+++ ИСХОДНЫЕ ДАННЫЕ +++

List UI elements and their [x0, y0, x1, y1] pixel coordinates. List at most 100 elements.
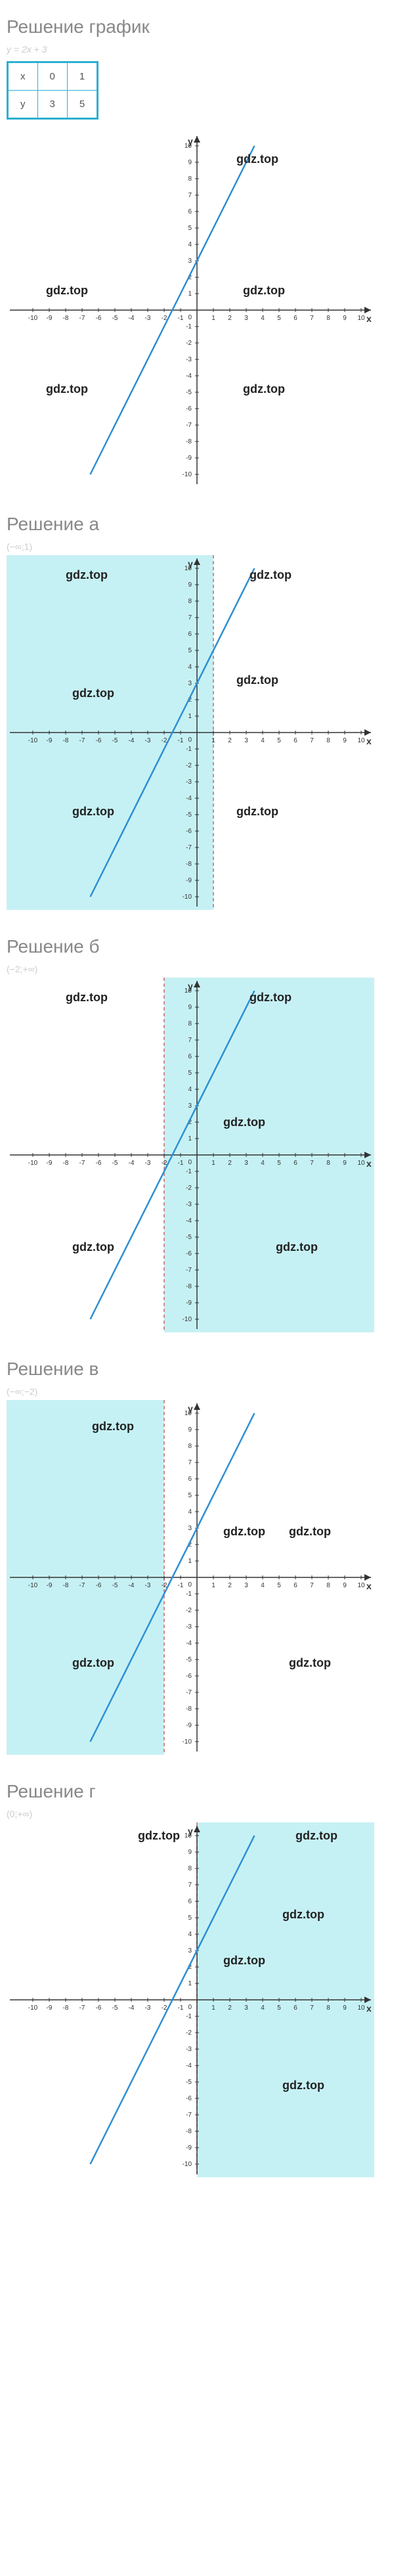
svg-text:7: 7 — [310, 1582, 314, 1589]
svg-text:6: 6 — [188, 631, 192, 638]
svg-text:-6: -6 — [186, 2095, 192, 2102]
svg-text:0: 0 — [188, 1159, 192, 1166]
svg-text:8: 8 — [326, 2004, 330, 2012]
svg-text:-4: -4 — [186, 1217, 192, 1225]
svg-text:5: 5 — [188, 1914, 192, 1922]
svg-text:-4: -4 — [129, 737, 135, 744]
svg-text:4: 4 — [188, 1931, 192, 1938]
svg-text:-2: -2 — [186, 340, 192, 347]
section-g: Решение г (0;+∞) -10-9-8-7-6-5-4-3-2-112… — [7, 1781, 413, 2190]
svg-text:-9: -9 — [47, 1582, 53, 1589]
svg-text:-6: -6 — [96, 737, 102, 744]
svg-text:-7: -7 — [79, 315, 85, 322]
svg-text:7: 7 — [188, 1037, 192, 1044]
svg-text:4: 4 — [188, 1086, 192, 1093]
section-title-b: Решение б — [7, 936, 413, 957]
svg-text:-10: -10 — [28, 1160, 38, 1167]
svg-text:1: 1 — [188, 1558, 192, 1565]
svg-text:10: 10 — [357, 315, 365, 322]
cell: 0 — [37, 63, 67, 91]
svg-text:9: 9 — [343, 315, 347, 322]
svg-text:-9: -9 — [186, 877, 192, 884]
svg-text:1: 1 — [211, 315, 215, 322]
svg-text:6: 6 — [293, 1160, 297, 1167]
svg-text:7: 7 — [188, 614, 192, 621]
svg-text:-1: -1 — [178, 1160, 184, 1167]
svg-text:-3: -3 — [186, 356, 192, 363]
svg-text:1: 1 — [188, 713, 192, 720]
svg-text:-9: -9 — [47, 1160, 53, 1167]
svg-text:9: 9 — [343, 1582, 347, 1589]
svg-text:x: x — [366, 736, 372, 746]
svg-text:-1: -1 — [178, 1582, 184, 1589]
svg-text:-7: -7 — [79, 1160, 85, 1167]
svg-text:1: 1 — [188, 1135, 192, 1142]
svg-text:-6: -6 — [96, 315, 102, 322]
svg-text:9: 9 — [188, 581, 192, 589]
svg-text:4: 4 — [261, 737, 265, 744]
svg-text:6: 6 — [293, 737, 297, 744]
svg-text:-1: -1 — [186, 323, 192, 330]
svg-text:-10: -10 — [28, 315, 38, 322]
svg-text:9: 9 — [188, 159, 192, 166]
svg-text:8: 8 — [326, 737, 330, 744]
svg-text:-1: -1 — [178, 315, 184, 322]
svg-text:-10: -10 — [183, 1316, 192, 1323]
svg-text:5: 5 — [277, 2004, 281, 2012]
svg-text:-9: -9 — [47, 2004, 53, 2012]
svg-text:3: 3 — [244, 315, 248, 322]
svg-text:-7: -7 — [79, 2004, 85, 2012]
svg-text:-8: -8 — [63, 1582, 69, 1589]
svg-text:-2: -2 — [186, 2029, 192, 2037]
svg-text:7: 7 — [310, 315, 314, 322]
data-table-container: x 0 1 y 3 5 — [7, 61, 98, 120]
svg-text:-1: -1 — [178, 737, 184, 744]
svg-text:-6: -6 — [186, 1250, 192, 1257]
svg-text:-1: -1 — [186, 1168, 192, 1175]
svg-text:y: y — [188, 1826, 193, 1836]
section-title-g: Решение г — [7, 1781, 413, 1802]
cell: x — [9, 63, 38, 91]
svg-text:-3: -3 — [186, 779, 192, 786]
svg-text:4: 4 — [261, 1582, 265, 1589]
svg-text:3: 3 — [244, 737, 248, 744]
svg-text:-4: -4 — [186, 1640, 192, 1647]
svg-text:7: 7 — [188, 1459, 192, 1466]
svg-text:-8: -8 — [186, 1706, 192, 1713]
svg-text:5: 5 — [188, 647, 192, 654]
svg-text:-3: -3 — [145, 2004, 151, 2012]
chart-v: -10-9-8-7-6-5-4-3-2-112345678910-10-9-8-… — [7, 1400, 401, 1768]
svg-text:2: 2 — [228, 315, 232, 322]
svg-text:7: 7 — [188, 1882, 192, 1889]
svg-text:0: 0 — [188, 2004, 192, 2011]
svg-text:-4: -4 — [129, 2004, 135, 2012]
svg-text:-4: -4 — [129, 315, 135, 322]
svg-text:2: 2 — [228, 1160, 232, 1167]
svg-text:x: x — [366, 313, 372, 324]
svg-text:-7: -7 — [186, 844, 192, 851]
section-a: Решение а (−∞;1) -10-9-8-7-6-5-4-3-2-112… — [7, 514, 413, 923]
svg-text:3: 3 — [188, 258, 192, 265]
svg-text:-9: -9 — [47, 315, 53, 322]
svg-text:7: 7 — [310, 1160, 314, 1167]
svg-text:4: 4 — [261, 2004, 265, 2012]
svg-text:-5: -5 — [186, 811, 192, 819]
svg-text:-10: -10 — [28, 2004, 38, 2012]
svg-text:5: 5 — [277, 1160, 281, 1167]
svg-text:9: 9 — [343, 1160, 347, 1167]
svg-text:3: 3 — [188, 1525, 192, 1532]
svg-text:9: 9 — [188, 1849, 192, 1856]
svg-text:-4: -4 — [129, 1582, 135, 1589]
svg-text:-2: -2 — [186, 1185, 192, 1192]
svg-text:-10: -10 — [183, 471, 192, 478]
svg-text:-6: -6 — [96, 2004, 102, 2012]
svg-text:-8: -8 — [186, 1283, 192, 1290]
cell: y — [9, 91, 38, 118]
svg-text:-1: -1 — [178, 2004, 184, 2012]
svg-text:y: y — [188, 136, 193, 147]
svg-text:2: 2 — [228, 2004, 232, 2012]
svg-text:-8: -8 — [186, 861, 192, 868]
svg-text:1: 1 — [211, 737, 215, 744]
section-v: Решение в (−∞;−2) -10-9-8-7-6-5-4-3-2-11… — [7, 1359, 413, 1768]
svg-text:-10: -10 — [183, 893, 192, 901]
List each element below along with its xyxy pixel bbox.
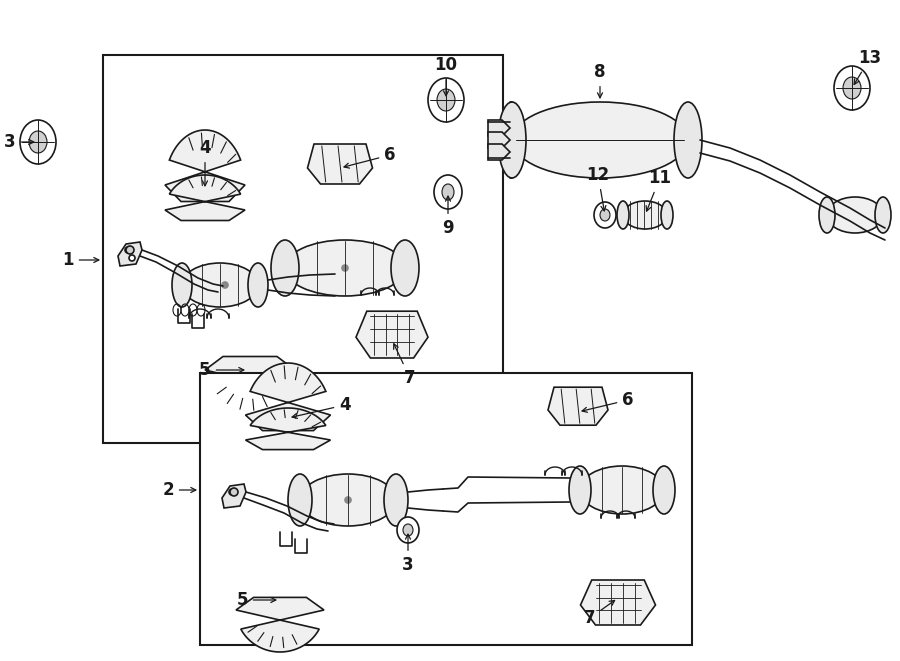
Ellipse shape xyxy=(403,524,413,536)
Ellipse shape xyxy=(617,201,629,229)
Ellipse shape xyxy=(222,282,228,288)
Polygon shape xyxy=(308,144,373,184)
Ellipse shape xyxy=(661,201,673,229)
Polygon shape xyxy=(580,580,655,625)
Polygon shape xyxy=(222,484,246,508)
Ellipse shape xyxy=(20,120,56,164)
Ellipse shape xyxy=(498,102,526,178)
Polygon shape xyxy=(246,408,330,449)
Text: 7: 7 xyxy=(584,600,615,627)
Ellipse shape xyxy=(172,263,192,307)
Text: 11: 11 xyxy=(646,169,671,211)
Polygon shape xyxy=(356,311,428,358)
Text: 3: 3 xyxy=(4,133,34,151)
Polygon shape xyxy=(488,132,510,148)
Text: 10: 10 xyxy=(435,56,457,96)
Ellipse shape xyxy=(819,197,835,233)
Ellipse shape xyxy=(674,102,702,178)
Text: 4: 4 xyxy=(292,396,351,418)
Ellipse shape xyxy=(653,466,675,514)
Ellipse shape xyxy=(271,240,299,296)
Text: 8: 8 xyxy=(594,63,606,98)
Text: 6: 6 xyxy=(582,391,634,412)
Ellipse shape xyxy=(230,488,238,496)
Ellipse shape xyxy=(384,474,408,526)
Ellipse shape xyxy=(229,489,235,495)
Text: 3: 3 xyxy=(402,534,414,574)
Ellipse shape xyxy=(434,175,462,209)
Text: 13: 13 xyxy=(854,49,882,85)
Text: 5: 5 xyxy=(199,361,244,379)
Ellipse shape xyxy=(442,184,454,200)
Text: 5: 5 xyxy=(236,591,275,609)
Ellipse shape xyxy=(391,240,419,296)
Ellipse shape xyxy=(569,466,591,514)
Ellipse shape xyxy=(827,197,883,233)
Ellipse shape xyxy=(29,131,47,153)
Polygon shape xyxy=(236,598,324,652)
Text: 2: 2 xyxy=(162,481,196,499)
Ellipse shape xyxy=(288,474,312,526)
Ellipse shape xyxy=(285,240,405,296)
Polygon shape xyxy=(246,363,330,430)
Ellipse shape xyxy=(345,497,351,503)
Ellipse shape xyxy=(623,201,667,229)
Ellipse shape xyxy=(300,474,396,526)
Bar xyxy=(103,55,503,443)
Ellipse shape xyxy=(125,247,131,253)
Text: 6: 6 xyxy=(344,146,396,168)
Ellipse shape xyxy=(129,255,135,261)
Ellipse shape xyxy=(600,209,610,221)
Text: 12: 12 xyxy=(587,166,609,211)
Polygon shape xyxy=(548,387,608,425)
Text: 4: 4 xyxy=(199,139,211,186)
Ellipse shape xyxy=(594,202,616,228)
Ellipse shape xyxy=(428,78,464,122)
Ellipse shape xyxy=(580,466,664,514)
Ellipse shape xyxy=(342,265,348,271)
Ellipse shape xyxy=(397,517,419,543)
Text: 1: 1 xyxy=(62,251,99,269)
Ellipse shape xyxy=(126,246,134,254)
Ellipse shape xyxy=(437,89,455,111)
Polygon shape xyxy=(165,175,245,221)
Bar xyxy=(200,373,692,645)
Ellipse shape xyxy=(834,66,870,110)
Ellipse shape xyxy=(248,263,268,307)
Polygon shape xyxy=(488,144,510,160)
Ellipse shape xyxy=(843,77,861,99)
Text: 7: 7 xyxy=(393,344,416,387)
Ellipse shape xyxy=(512,102,688,178)
Polygon shape xyxy=(118,242,142,266)
Polygon shape xyxy=(488,120,510,136)
Polygon shape xyxy=(165,130,245,202)
Polygon shape xyxy=(205,356,295,415)
Ellipse shape xyxy=(182,263,258,307)
Text: 9: 9 xyxy=(442,196,454,237)
Ellipse shape xyxy=(875,197,891,233)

+++

**УСЛОВИЕ ЗАДАНИЯ**
Представьте отрезок записей от строки, содержащей «svg-text:7: 7 — [310, 1582, 314, 1589]», до строки, содержащей «svg-text:y: y — [188, 1826, 193, 1836]», включительно в виде JSON-списка строк, по одной на каждую строку. Пустые строки опустите.

**РЕЗУЛЬТАТ**
[
  "svg-text:7: 7 — [310, 1582, 314, 1589]",
  "svg-text:6: 6 — [188, 631, 192, 638]",
  "svg-text:-6: -6 — [186, 2095, 192, 2102]",
  "svg-text:0: 0 — [188, 1159, 192, 1166]",
  "svg-text:8: 8 — [326, 2004, 330, 2012]",
  "svg-text:-4: -4 — [186, 1217, 192, 1225]",
  "svg-text:5: 5 — [188, 1914, 192, 1922]",
  "svg-text:-4: -4 — [129, 737, 135, 744]",
  "svg-text:4: 4 — [188, 1931, 192, 1938]",
  "svg-text:-2: -2 — [186, 340, 192, 347]",
  "section-g: Решение г (0;+∞) -10-9-8-7-6-5-4-3-2-112… — [7, 1781, 413, 2190]",
  "svg-text:-9: -9 — [47, 1582, 53, 1589]",
  "svg-text:-6: -6 — [96, 737, 102, 744]",
  "svg-text:-7: -7 — [79, 315, 85, 322]",
  "svg-text:7: 7 — [188, 1037, 192, 1044]",
  "svg-text:4: 4 — [188, 1086, 192, 1093]",
  "section-title-b: Решение б — [7, 936, 413, 957]",
  "svg-text:-10: -10 — [28, 1160, 38, 1167]",
  "svg-text:1: 1 — [188, 1558, 192, 1565]",
  "svg-text:10: 10 — [357, 315, 365, 322]",
  "cell: 0 — [37, 63, 67, 91]",
  "svg-text:9: 9 — [343, 315, 347, 322]",
  "svg-text:-9: -9 — [186, 877, 192, 884]",
  "svg-text:1: 1 — [211, 315, 215, 322]",
  "svg-text:6: 6 — [293, 1160, 297, 1167]",
  "svg-text:7: 7 — [188, 614, 192, 621]",
  "svg-text:-1: -1 — [178, 1160, 184, 1167]",
  "svg-text:-3: -3 — [186, 356, 192, 363]",
  "svg-text:1: 1 — [188, 713, 192, 720]",
  "svg-text:-9: -9 — [47, 1160, 53, 1167]",
  "svg-text:9: 9 — [343, 1582, 347, 1589]",
  "svg-text:x: x — [366, 736, 372, 746]",
  "svg-text:-1: -1 — [178, 1582, 184, 1589]",
  "svg-text:-7: -7 — [79, 1160, 85, 1167]",
  "svg-text:1: 1 — [188, 1135, 192, 1142]",
  "svg-text:-6: -6 — [96, 315, 102, 322]",
  "svg-text:9: 9 — [188, 581, 192, 589]",
  "svg-text:4: 4 — [261, 737, 265, 744]",
  "svg-text:6: 6 — [293, 737, 297, 744]",
  "svg-text:-1: -1 — [186, 323, 192, 330]",
  "svg-text:-10: -10 — [28, 315, 38, 322]",
  "svg-text:9: 9 — [188, 159, 192, 166]",
  "svg-text:8: 8 — [326, 737, 330, 744]",
  "svg-text:-1: -1 — [178, 315, 184, 322]",
  "svg-text:-10: -10 — [183, 1316, 192, 1323]",
  "svg-text:5: 5 — [277, 2004, 281, 2012]",
  "svg-text:-9: -9 — [47, 2004, 53, 2012]",
  "svg-text:3: 3 — [244, 315, 248, 322]",
  "svg-text:-7: -7 — [79, 2004, 85, 2012]",
  "svg-text:-8: -8 — [63, 1582, 69, 1589]",
  "svg-text:-2: -2 — [186, 2029, 192, 2037]",
  "svg-text:7: 7 — [310, 315, 314, 322]",
  "data-table-container: x 0 1 y 3 5 — [7, 61, 98, 120]",
  "svg-text:-1: -1 — [178, 737, 184, 744]",
  "svg-text:-6: -6 — [186, 1250, 192, 1257]",
  "svg-text:-1: -1 — [186, 1168, 192, 1175]",
  "svg-text:y: y — [188, 1826, 193, 1836]"
]